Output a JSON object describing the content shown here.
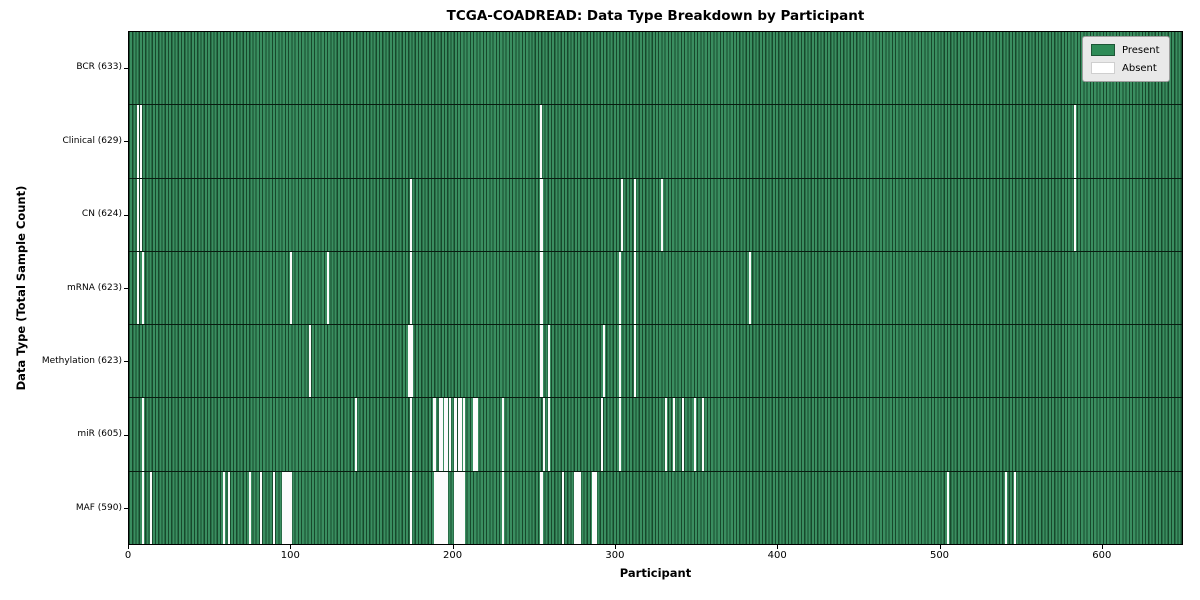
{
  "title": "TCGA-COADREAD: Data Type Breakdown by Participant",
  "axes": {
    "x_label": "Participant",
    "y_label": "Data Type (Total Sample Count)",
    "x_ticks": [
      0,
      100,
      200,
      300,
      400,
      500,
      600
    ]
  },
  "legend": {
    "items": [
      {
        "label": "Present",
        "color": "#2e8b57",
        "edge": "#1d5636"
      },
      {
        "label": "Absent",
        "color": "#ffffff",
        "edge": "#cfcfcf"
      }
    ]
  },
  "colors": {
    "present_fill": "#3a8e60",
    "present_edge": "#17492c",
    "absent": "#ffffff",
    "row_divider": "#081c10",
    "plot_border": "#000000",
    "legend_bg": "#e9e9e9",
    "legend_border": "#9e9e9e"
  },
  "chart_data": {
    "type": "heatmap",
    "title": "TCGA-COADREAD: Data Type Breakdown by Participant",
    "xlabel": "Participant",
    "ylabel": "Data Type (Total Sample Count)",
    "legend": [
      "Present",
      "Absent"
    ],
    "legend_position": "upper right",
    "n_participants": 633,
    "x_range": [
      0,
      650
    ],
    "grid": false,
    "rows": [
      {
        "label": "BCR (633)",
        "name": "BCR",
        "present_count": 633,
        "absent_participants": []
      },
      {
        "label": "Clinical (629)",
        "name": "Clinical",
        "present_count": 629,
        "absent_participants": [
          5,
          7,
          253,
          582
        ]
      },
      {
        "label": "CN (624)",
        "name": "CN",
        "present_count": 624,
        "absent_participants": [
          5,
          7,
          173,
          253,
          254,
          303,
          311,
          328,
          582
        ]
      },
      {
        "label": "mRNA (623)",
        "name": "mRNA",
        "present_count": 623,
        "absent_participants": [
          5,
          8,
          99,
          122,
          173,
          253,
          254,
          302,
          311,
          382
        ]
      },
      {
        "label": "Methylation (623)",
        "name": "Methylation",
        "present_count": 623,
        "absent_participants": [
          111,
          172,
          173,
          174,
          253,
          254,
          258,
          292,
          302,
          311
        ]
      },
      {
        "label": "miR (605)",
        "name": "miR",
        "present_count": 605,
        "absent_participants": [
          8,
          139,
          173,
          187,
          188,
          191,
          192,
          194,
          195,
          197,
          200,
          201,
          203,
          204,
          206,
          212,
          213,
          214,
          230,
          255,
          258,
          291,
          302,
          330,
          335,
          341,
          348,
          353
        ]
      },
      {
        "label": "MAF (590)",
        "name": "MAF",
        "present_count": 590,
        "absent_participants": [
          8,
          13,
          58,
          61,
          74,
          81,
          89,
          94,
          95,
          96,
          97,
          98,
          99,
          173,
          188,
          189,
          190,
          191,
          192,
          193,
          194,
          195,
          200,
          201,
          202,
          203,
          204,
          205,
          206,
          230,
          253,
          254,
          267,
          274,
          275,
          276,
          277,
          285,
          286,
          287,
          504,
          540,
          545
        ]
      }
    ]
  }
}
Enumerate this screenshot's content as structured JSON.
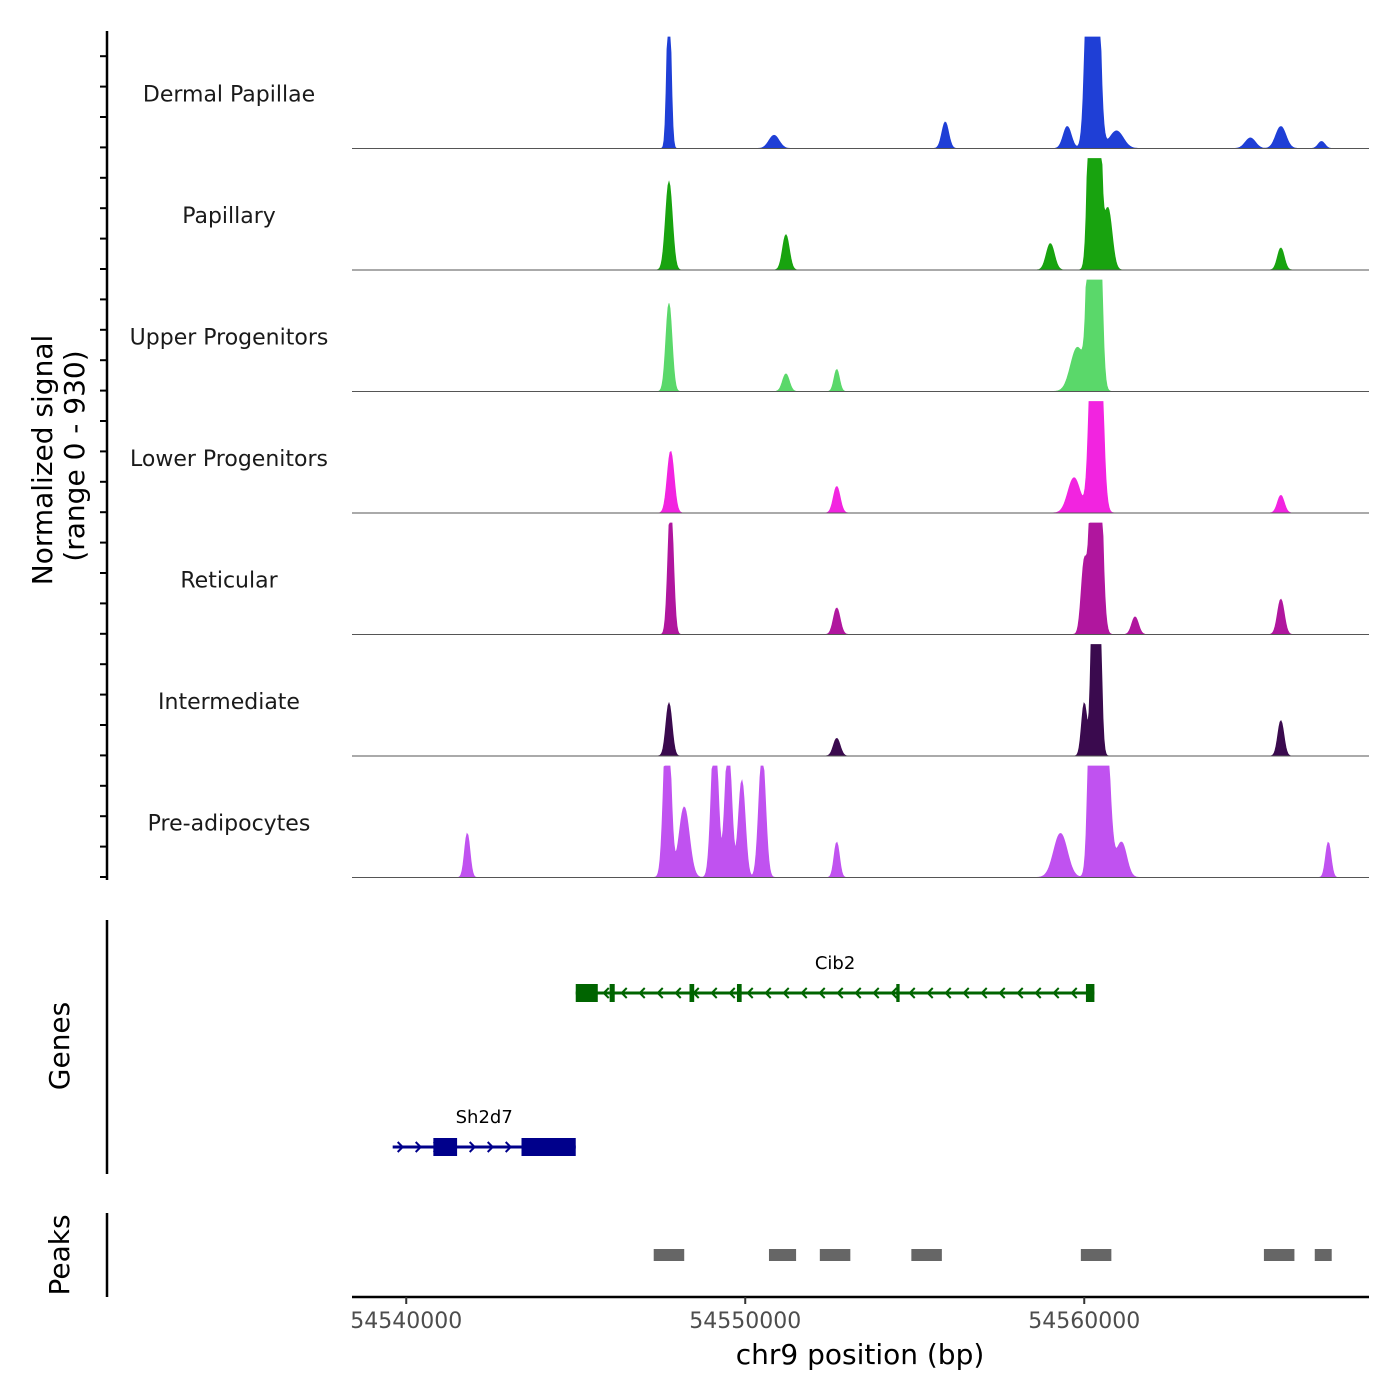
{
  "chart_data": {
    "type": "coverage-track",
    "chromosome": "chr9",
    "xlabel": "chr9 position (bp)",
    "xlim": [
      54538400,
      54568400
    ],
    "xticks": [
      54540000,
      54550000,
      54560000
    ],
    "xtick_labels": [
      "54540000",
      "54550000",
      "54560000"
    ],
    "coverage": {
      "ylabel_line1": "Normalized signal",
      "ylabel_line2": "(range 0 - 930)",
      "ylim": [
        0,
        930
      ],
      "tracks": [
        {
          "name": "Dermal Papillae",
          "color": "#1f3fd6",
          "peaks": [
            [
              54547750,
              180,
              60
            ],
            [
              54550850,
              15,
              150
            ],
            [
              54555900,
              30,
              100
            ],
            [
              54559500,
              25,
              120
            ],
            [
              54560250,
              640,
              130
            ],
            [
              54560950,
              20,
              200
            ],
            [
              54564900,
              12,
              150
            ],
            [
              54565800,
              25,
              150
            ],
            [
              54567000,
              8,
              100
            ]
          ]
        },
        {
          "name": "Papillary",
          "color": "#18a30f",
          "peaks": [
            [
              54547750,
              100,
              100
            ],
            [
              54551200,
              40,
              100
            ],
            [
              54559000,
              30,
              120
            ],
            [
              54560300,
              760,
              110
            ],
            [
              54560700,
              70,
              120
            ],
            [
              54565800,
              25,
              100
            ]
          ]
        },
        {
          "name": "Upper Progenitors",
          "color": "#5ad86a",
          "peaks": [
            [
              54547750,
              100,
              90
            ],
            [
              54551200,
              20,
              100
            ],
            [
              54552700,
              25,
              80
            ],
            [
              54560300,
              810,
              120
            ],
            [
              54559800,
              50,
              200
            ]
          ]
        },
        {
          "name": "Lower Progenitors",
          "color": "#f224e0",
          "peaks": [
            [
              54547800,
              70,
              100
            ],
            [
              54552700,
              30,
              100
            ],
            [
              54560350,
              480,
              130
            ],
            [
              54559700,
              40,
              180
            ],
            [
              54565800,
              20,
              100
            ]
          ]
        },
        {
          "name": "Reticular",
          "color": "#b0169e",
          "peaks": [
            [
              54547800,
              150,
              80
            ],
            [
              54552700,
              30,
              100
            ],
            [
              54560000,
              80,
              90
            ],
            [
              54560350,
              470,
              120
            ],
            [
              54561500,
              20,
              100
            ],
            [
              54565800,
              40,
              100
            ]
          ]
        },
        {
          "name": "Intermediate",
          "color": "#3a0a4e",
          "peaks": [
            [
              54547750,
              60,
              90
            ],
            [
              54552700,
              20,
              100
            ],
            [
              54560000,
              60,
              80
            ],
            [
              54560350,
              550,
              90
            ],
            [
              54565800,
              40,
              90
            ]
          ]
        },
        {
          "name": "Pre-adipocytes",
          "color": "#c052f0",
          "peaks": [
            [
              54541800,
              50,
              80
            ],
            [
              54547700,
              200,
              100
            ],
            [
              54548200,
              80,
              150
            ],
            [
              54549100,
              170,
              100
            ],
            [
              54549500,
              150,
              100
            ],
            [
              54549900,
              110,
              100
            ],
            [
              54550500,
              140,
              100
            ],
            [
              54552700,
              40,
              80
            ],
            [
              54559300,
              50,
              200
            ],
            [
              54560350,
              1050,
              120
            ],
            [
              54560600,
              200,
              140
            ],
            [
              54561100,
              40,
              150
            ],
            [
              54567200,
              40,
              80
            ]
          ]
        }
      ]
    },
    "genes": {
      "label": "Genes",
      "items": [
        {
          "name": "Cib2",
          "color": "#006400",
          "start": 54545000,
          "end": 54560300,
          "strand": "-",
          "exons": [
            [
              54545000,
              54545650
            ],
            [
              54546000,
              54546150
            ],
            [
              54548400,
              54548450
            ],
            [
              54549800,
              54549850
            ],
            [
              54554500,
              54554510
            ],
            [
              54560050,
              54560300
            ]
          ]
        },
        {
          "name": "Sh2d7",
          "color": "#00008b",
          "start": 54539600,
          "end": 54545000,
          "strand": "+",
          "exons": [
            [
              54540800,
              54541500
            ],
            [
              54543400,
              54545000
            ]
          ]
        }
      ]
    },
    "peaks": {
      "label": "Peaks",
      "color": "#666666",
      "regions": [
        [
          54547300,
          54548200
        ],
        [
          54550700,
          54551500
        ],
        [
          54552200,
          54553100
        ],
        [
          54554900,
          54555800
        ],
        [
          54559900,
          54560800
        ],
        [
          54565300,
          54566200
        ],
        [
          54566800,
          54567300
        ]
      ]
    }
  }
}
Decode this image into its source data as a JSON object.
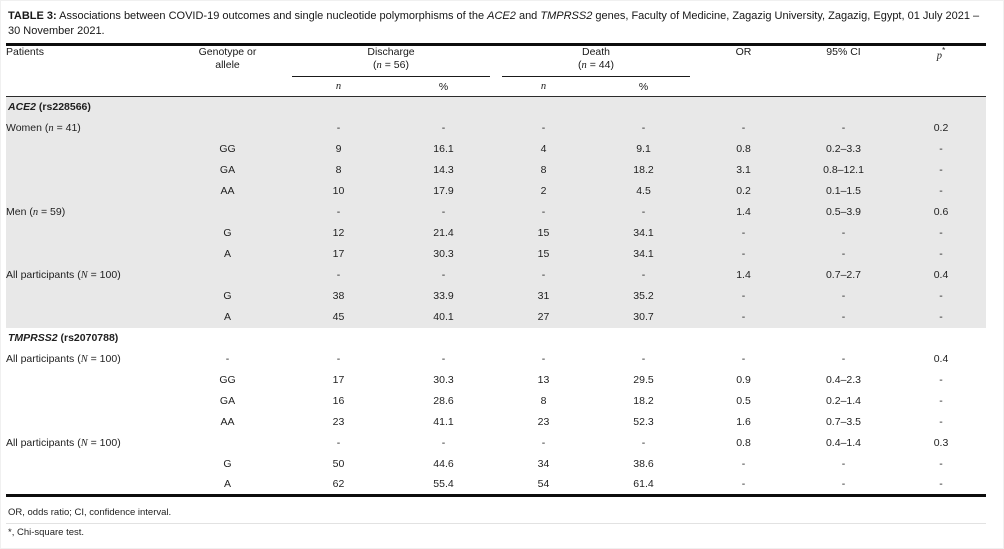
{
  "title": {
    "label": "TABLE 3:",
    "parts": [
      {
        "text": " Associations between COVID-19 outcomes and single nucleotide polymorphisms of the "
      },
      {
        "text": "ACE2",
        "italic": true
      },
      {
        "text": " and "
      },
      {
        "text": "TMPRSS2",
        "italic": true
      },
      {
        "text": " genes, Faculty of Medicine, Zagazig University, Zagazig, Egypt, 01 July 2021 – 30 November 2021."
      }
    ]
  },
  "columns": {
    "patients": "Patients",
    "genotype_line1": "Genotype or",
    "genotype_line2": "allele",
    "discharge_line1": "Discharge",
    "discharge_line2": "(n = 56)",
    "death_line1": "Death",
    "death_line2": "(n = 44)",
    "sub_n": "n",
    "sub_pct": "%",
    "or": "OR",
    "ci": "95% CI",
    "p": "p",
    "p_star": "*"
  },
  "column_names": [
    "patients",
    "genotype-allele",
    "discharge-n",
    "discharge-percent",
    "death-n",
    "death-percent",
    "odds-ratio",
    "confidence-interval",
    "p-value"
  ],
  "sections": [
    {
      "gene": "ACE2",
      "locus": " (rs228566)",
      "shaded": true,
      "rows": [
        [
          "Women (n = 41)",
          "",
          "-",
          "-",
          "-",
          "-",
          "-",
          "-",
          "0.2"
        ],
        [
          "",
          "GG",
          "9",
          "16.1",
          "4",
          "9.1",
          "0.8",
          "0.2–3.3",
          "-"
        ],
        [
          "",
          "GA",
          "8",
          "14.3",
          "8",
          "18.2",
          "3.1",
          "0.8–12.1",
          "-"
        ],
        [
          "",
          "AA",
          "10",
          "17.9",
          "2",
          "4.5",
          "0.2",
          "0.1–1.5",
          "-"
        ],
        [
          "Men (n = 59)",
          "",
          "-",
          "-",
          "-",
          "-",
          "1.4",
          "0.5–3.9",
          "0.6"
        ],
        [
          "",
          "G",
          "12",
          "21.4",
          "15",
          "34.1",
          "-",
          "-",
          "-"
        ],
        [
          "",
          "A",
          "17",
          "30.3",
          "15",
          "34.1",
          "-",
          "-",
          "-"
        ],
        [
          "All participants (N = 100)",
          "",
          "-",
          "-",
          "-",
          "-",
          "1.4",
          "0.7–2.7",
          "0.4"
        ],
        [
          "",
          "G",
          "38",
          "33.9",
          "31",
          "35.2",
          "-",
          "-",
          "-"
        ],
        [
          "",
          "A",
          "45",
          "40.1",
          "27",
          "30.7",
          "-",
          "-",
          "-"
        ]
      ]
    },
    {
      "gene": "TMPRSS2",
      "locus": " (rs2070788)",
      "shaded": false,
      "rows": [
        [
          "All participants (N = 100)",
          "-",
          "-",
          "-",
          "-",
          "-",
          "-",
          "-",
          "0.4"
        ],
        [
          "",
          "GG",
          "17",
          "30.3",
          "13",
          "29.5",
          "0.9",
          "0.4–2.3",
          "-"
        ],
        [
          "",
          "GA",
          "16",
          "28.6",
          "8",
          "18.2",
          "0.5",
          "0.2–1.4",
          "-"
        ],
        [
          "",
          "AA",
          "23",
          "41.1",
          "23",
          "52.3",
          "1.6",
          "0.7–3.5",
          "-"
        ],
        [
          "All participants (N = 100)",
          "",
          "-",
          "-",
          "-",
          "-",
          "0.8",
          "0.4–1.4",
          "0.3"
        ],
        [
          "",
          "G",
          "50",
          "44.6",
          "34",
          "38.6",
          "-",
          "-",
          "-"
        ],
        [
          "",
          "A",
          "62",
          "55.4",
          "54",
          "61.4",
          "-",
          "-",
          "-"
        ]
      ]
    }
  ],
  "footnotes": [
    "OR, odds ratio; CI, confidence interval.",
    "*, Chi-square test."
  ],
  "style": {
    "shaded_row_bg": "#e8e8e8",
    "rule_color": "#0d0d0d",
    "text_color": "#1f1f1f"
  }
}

□ □ □

_Task statement_. Using the data above, show each line where "Total" occurs.

_Result for this exercise_.
    "y_label": "Data Type (Total Sample Count)",
    "ylabel": "Data Type (Total Sample Count)",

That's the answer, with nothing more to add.